→ Exercise brief: Copy whichever lines of the data hold the word "High".

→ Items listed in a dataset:
================
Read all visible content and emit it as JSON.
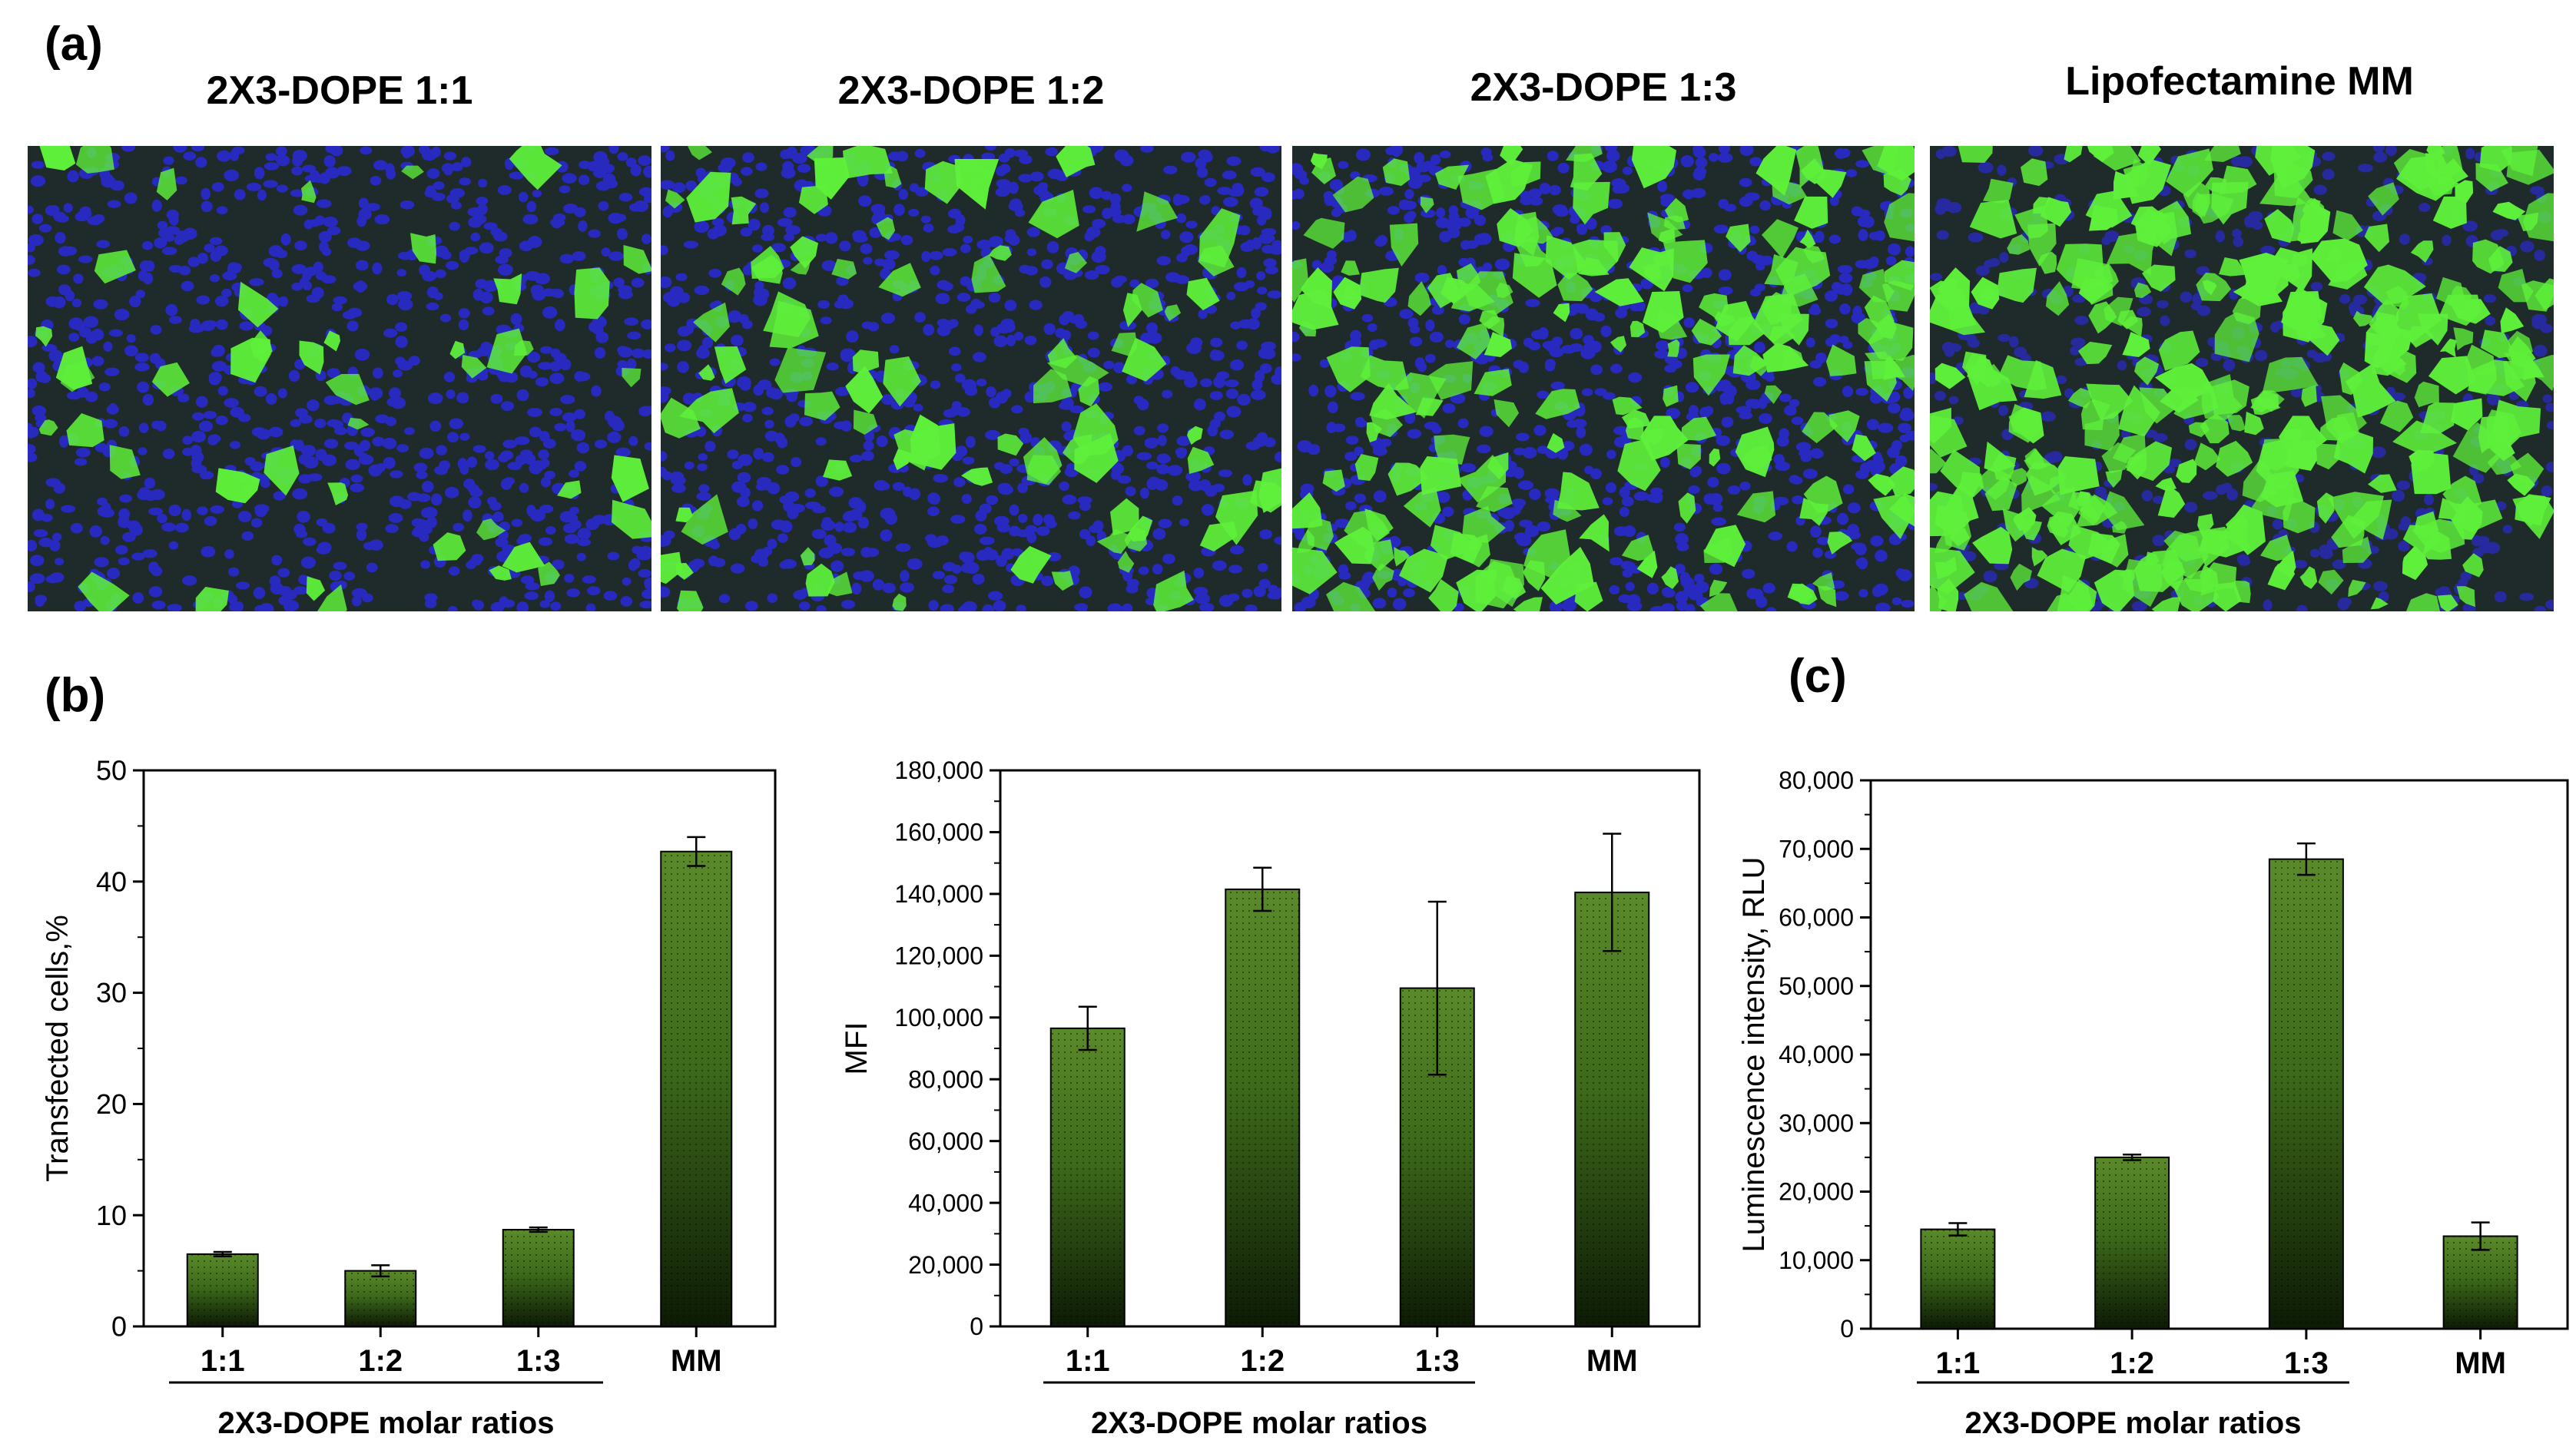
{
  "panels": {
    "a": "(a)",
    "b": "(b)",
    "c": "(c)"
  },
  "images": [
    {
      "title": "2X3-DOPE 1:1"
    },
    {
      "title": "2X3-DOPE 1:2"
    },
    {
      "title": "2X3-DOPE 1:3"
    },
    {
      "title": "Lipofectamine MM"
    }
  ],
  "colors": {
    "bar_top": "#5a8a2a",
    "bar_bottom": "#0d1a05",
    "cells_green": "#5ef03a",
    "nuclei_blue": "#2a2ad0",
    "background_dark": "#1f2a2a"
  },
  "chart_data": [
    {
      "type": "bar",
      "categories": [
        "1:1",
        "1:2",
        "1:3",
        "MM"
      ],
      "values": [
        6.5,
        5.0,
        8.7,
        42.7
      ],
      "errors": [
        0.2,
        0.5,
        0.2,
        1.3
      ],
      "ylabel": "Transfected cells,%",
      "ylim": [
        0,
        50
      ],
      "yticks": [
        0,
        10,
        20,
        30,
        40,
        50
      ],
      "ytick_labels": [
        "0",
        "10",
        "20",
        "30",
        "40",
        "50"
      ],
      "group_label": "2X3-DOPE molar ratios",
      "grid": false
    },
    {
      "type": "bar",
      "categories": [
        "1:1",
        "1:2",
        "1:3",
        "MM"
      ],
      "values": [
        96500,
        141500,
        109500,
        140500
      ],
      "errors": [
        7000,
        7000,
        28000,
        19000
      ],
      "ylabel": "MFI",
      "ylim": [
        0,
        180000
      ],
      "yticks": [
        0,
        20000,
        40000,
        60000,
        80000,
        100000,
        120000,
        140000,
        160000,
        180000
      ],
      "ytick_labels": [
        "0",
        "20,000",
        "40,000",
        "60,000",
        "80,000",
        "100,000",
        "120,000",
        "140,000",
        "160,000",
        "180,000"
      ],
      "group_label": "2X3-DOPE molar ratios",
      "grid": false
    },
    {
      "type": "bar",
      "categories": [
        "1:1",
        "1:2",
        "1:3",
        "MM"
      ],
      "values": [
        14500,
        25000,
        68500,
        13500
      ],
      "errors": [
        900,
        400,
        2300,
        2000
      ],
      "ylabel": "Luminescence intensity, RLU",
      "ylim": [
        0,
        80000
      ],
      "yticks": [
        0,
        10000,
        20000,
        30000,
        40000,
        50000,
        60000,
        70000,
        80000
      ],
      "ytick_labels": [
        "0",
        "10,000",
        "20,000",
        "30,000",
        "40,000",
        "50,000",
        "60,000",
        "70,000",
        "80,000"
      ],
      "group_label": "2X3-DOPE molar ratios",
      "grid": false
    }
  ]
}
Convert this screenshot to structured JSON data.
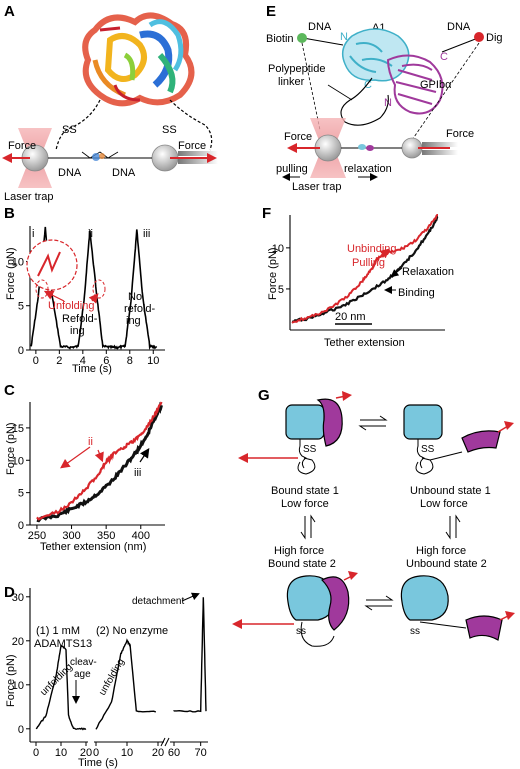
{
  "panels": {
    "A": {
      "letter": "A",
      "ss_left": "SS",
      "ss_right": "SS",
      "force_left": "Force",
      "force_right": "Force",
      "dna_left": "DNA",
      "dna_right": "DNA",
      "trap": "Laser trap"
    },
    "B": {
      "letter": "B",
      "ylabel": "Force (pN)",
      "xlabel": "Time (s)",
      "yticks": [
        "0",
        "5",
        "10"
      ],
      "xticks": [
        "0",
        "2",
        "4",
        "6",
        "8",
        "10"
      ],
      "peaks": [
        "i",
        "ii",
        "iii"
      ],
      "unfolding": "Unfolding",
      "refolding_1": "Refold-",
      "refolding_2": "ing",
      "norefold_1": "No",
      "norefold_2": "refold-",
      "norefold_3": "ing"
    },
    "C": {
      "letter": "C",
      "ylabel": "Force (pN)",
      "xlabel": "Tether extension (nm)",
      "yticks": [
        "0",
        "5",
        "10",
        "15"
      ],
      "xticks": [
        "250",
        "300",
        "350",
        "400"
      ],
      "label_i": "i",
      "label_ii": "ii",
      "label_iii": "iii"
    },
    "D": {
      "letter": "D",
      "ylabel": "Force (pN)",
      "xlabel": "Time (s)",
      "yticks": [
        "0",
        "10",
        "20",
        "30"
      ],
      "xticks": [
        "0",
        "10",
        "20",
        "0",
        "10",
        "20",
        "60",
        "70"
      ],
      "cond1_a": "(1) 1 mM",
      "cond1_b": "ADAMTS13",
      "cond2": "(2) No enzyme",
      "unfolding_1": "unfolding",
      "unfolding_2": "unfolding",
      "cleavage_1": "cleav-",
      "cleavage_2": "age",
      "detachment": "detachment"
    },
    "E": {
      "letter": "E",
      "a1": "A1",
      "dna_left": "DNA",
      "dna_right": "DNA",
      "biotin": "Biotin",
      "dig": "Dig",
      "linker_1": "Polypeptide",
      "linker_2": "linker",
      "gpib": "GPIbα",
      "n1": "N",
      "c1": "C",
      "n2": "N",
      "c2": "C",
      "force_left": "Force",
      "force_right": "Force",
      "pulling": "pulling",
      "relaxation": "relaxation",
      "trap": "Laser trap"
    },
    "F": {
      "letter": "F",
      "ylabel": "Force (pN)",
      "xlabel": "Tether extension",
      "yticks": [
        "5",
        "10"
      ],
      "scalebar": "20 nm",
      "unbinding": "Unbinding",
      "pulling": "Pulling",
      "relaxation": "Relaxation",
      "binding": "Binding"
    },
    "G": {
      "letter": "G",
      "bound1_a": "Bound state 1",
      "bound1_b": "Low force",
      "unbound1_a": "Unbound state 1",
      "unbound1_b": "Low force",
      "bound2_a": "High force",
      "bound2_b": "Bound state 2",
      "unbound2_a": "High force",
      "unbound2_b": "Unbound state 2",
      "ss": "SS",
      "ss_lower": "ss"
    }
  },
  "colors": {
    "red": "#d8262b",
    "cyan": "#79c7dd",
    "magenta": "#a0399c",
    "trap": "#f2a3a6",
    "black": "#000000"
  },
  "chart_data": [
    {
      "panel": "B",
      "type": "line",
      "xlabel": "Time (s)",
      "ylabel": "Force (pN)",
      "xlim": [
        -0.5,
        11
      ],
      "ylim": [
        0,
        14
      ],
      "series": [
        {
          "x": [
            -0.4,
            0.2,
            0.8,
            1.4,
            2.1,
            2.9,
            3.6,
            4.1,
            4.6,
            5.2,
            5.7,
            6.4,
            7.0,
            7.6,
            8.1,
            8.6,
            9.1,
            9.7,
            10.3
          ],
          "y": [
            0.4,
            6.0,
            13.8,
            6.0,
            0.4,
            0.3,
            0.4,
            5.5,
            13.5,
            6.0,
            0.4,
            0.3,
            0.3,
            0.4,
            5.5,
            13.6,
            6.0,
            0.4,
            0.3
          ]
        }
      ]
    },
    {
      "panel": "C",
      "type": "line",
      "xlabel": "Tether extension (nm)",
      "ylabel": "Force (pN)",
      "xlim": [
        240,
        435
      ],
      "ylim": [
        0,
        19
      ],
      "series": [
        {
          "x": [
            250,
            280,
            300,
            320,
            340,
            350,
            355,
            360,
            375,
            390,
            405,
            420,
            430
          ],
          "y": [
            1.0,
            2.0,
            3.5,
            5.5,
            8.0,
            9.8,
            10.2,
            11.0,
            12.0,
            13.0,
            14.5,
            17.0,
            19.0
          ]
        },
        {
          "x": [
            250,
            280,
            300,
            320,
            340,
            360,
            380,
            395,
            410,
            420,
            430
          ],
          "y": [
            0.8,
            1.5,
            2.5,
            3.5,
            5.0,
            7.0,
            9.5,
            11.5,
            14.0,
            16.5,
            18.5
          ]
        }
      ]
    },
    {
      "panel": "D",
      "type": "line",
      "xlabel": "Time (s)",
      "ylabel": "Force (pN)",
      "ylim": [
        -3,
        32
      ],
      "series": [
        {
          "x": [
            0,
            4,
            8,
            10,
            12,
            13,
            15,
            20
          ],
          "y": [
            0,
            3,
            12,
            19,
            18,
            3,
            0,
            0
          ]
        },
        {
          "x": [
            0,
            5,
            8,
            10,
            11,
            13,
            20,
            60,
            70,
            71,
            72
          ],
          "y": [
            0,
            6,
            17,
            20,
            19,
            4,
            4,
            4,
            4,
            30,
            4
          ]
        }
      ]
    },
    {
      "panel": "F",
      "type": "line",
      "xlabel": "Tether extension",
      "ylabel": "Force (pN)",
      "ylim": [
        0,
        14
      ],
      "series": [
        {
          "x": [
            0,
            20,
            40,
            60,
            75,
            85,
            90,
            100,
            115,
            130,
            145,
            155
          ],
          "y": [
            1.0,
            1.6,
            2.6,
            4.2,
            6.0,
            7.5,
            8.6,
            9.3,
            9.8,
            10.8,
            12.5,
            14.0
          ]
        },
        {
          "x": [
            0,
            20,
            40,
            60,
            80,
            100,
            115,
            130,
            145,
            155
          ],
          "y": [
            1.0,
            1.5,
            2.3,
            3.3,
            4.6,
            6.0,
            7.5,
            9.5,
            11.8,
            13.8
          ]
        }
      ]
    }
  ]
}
================
→ Solution:
      "bound2_a": "High force",
      "unbound2_a": "High force",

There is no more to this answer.